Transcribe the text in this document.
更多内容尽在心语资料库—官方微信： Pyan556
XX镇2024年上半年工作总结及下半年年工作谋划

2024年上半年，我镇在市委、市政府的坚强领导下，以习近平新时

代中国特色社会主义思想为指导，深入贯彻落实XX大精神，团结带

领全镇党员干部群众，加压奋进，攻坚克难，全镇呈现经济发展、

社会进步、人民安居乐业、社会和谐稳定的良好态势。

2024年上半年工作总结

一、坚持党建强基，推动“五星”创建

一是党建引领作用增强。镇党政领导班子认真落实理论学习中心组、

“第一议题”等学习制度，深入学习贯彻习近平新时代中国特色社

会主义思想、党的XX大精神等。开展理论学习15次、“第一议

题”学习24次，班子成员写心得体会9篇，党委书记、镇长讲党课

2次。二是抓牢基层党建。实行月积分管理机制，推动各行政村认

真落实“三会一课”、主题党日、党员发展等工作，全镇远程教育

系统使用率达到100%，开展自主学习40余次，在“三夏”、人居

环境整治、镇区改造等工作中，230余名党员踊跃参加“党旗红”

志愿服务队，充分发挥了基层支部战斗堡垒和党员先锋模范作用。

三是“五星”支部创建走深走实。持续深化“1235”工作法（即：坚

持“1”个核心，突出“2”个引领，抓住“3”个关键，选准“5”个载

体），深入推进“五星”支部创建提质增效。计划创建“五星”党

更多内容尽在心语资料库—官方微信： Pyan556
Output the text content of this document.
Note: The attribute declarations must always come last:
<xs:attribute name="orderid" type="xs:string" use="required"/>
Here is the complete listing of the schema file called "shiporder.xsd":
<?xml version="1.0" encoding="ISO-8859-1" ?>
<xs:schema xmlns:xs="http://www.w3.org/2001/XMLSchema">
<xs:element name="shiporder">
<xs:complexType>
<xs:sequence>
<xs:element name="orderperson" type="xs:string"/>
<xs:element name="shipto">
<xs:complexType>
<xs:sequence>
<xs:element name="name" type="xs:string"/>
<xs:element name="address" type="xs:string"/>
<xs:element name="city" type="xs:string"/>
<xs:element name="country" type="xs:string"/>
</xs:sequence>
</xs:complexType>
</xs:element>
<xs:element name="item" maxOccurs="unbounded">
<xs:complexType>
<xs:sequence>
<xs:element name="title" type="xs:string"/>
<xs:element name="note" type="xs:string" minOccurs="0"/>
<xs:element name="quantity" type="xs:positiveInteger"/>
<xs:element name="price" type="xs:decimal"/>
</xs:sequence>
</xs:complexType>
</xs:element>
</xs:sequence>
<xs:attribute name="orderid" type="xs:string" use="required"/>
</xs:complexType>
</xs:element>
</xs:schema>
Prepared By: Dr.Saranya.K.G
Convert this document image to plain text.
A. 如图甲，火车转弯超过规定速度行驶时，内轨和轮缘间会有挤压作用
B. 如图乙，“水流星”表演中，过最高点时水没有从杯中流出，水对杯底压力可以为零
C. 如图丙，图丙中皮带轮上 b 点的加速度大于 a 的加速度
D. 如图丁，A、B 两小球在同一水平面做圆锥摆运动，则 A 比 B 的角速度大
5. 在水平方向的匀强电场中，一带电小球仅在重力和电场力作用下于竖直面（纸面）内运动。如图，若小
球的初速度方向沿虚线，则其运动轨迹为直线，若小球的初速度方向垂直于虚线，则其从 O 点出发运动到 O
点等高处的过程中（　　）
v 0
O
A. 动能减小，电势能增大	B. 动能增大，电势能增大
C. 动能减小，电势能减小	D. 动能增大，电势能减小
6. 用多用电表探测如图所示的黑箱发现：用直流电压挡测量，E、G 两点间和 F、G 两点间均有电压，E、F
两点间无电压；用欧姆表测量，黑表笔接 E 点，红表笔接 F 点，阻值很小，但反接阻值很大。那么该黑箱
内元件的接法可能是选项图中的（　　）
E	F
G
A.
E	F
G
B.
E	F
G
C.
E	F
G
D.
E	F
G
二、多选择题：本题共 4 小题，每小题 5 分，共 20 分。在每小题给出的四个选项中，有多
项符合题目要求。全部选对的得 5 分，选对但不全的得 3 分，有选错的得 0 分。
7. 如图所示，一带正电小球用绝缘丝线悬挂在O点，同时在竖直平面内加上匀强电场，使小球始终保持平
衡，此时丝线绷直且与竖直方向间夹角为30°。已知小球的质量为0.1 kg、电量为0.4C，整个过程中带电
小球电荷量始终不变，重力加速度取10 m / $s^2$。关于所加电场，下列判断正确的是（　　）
= = = = =
## What needs to be done
Repeat every line of the material exactly as given.

## Result of this task
Transcribe the text in this document.
更多内容尽在心语资料库—官方微信： Pyan556
XX镇2024年上半年工作总结及下半年年工作谋划

2024年上半年，我镇在市委、市政府的坚强领导下，以习近平新时

代中国特色社会主义思想为指导，深入贯彻落实XX大精神，团结带

领全镇党员干部群众，加压奋进，攻坚克难，全镇呈现经济发展、

社会进步、人民安居乐业、社会和谐稳定的良好态势。

2024年上半年工作总结

一、坚持党建强基，推动“五星”创建

一是党建引领作用增强。镇党政领导班子认真落实理论学习中心组、

“第一议题”等学习制度，深入学习贯彻习近平新时代中国特色社

会主义思想、党的XX大精神等。开展理论学习15次、“第一议

题”学习24次，班子成员写心得体会9篇，党委书记、镇长讲党课

2次。二是抓牢基层党建。实行月积分管理机制，推动各行政村认

真落实“三会一课”、主题党日、党员发展等工作，全镇远程教育

系统使用率达到100%，开展自主学习40余次，在“三夏”、人居

环境整治、镇区改造等工作中，230余名党员踊跃参加“党旗红”

志愿服务队，充分发挥了基层支部战斗堡垒和党员先锋模范作用。

三是“五星”支部创建走深走实。持续深化“1235”工作法（即：坚

持“1”个核心，突出“2”个引领，抓住“3”个关键，选准“5”个载

体），深入推进“五星”支部创建提质增效。计划创建“五星”党

更多内容尽在心语资料库—官方微信： Pyan556
Output the text content of this document.
Note: The attribute declarations must always come last:
<xs:attribute name="orderid" type="xs:string" use="required"/>
Here is the complete listing of the schema file called "shiporder.xsd":
<?xml version="1.0" encoding="ISO-8859-1" ?>
<xs:schema xmlns:xs="http://www.w3.org/2001/XMLSchema">
<xs:element name="shiporder">
<xs:complexType>
<xs:sequence>
<xs:element name="orderperson" type="xs:string"/>
<xs:element name="shipto">
<xs:complexType>
<xs:sequence>
<xs:element name="name" type="xs:string"/>
<xs:element name="address" type="xs:string"/>
<xs:element name="city" type="xs:string"/>
<xs:element name="country" type="xs:string"/>
</xs:sequence>
</xs:complexType>
</xs:element>
<xs:element name="item" maxOccurs="unbounded">
<xs:complexType>
<xs:sequence>
<xs:element name="title" type="xs:string"/>
<xs:element name="note" type="xs:string" minOccurs="0"/>
<xs:element name="quantity" type="xs:positiveInteger"/>
<xs:element name="price" type="xs:decimal"/>
</xs:sequence>
</xs:complexType>
</xs:element>
</xs:sequence>
<xs:attribute name="orderid" type="xs:string" use="required"/>
</xs:complexType>
</xs:element>
</xs:schema>
Prepared By: Dr.Saranya.K.G
Convert this document image to plain text.
A. 如图甲，火车转弯超过规定速度行驶时，内轨和轮缘间会有挤压作用
B. 如图乙，“水流星”表演中，过最高点时水没有从杯中流出，水对杯底压力可以为零
C. 如图丙，图丙中皮带轮上 b 点的加速度大于 a 的加速度
D. 如图丁，A、B 两小球在同一水平面做圆锥摆运动，则 A 比 B 的角速度大
5. 在水平方向的匀强电场中，一带电小球仅在重力和电场力作用下于竖直面（纸面）内运动。如图，若小
球的初速度方向沿虚线，则其运动轨迹为直线，若小球的初速度方向垂直于虚线，则其从 O 点出发运动到 O
点等高处的过程中（　　）
v 0
O
A. 动能减小，电势能增大	B. 动能增大，电势能增大
C. 动能减小，电势能减小	D. 动能增大，电势能减小
6. 用多用电表探测如图所示的黑箱发现：用直流电压挡测量，E、G 两点间和 F、G 两点间均有电压，E、F
两点间无电压；用欧姆表测量，黑表笔接 E 点，红表笔接 F 点，阻值很小，但反接阻值很大。那么该黑箱
内元件的接法可能是选项图中的（　　）
E	F
G
A.
E	F
G
B.
E	F
G
C.
E	F
G
D.
E	F
G
二、多选择题：本题共 4 小题，每小题 5 分，共 20 分。在每小题给出的四个选项中，有多
项符合题目要求。全部选对的得 5 分，选对但不全的得 3 分，有选错的得 0 分。
7. 如图所示，一带正电小球用绝缘丝线悬挂在O点，同时在竖直平面内加上匀强电场，使小球始终保持平
衡，此时丝线绷直且与竖直方向间夹角为30°。已知小球的质量为0.1 kg、电量为0.4C，整个过程中带电
小球电荷量始终不变，重力加速度取10 m / $s^2$。关于所加电场，下列判断正确的是（　　）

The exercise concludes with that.